■ Task goal:
Return all lines in the material below that contain "Panther".

■ Dataset:
* Begin *

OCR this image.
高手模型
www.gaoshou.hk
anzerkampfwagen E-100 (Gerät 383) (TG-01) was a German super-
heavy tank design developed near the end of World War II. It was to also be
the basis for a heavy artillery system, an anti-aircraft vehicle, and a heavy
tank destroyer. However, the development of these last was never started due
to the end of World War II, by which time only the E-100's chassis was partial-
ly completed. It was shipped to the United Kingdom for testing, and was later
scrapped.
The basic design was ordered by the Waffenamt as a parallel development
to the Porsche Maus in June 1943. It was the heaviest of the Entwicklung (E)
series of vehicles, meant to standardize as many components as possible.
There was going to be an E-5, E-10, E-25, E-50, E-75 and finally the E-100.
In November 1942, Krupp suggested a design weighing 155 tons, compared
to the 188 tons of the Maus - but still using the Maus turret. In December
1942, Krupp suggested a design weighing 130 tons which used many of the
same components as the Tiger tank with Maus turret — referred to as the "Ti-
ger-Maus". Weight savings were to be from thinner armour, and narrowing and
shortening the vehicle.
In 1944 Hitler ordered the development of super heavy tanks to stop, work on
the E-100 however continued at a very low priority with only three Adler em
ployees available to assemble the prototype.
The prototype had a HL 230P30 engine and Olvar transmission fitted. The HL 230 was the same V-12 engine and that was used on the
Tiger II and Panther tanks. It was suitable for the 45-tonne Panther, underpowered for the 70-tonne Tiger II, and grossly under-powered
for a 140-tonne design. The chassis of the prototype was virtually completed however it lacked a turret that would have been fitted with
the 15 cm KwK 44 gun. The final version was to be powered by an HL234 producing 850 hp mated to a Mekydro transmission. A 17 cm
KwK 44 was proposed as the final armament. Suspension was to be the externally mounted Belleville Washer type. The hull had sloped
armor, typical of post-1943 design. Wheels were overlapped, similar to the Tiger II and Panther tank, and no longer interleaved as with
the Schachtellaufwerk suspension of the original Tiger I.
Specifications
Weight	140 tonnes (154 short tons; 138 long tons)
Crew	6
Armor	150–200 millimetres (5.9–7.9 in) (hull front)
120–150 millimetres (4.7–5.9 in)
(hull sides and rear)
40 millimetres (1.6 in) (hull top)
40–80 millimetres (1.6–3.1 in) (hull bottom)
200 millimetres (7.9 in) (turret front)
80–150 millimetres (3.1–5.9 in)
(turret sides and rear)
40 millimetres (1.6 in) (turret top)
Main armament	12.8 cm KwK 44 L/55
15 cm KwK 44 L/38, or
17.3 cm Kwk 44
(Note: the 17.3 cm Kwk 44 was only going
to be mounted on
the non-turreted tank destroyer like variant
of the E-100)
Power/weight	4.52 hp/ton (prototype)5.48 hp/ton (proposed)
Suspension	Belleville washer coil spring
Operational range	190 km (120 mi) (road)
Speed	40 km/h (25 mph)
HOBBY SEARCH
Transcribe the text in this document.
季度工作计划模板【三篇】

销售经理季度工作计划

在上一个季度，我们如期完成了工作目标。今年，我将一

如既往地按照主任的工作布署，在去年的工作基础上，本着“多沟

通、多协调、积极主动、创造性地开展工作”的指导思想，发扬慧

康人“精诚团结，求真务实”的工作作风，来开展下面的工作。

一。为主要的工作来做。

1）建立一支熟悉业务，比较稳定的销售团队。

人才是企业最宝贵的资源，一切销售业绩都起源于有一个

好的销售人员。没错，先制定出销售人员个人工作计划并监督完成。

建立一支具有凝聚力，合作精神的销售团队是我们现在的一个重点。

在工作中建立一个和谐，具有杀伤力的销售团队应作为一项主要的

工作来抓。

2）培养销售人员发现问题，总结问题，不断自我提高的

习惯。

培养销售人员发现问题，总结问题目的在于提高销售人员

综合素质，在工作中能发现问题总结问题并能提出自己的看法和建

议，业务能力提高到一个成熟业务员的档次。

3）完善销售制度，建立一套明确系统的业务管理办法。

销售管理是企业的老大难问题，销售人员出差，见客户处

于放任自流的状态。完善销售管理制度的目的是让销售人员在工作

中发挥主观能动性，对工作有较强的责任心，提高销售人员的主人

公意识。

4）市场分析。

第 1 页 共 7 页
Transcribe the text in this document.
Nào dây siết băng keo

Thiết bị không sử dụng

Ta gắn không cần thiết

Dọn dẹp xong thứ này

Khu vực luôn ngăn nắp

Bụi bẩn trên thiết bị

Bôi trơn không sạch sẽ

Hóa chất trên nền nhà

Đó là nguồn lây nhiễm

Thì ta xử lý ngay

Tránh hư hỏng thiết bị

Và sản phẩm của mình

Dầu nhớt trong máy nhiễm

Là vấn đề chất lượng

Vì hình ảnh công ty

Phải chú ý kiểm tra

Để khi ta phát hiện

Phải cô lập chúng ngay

* End *

■ Solution:
Tiger II and Panther tanks. It was suitable for the 45-tonne Panther, underpowered for the 70-tonne Tiger II, and grossly under-powered
armor, typical of post-1943 design. Wheels were overlapped, similar to the Tiger II and Panther tank, and no longer interleaved as with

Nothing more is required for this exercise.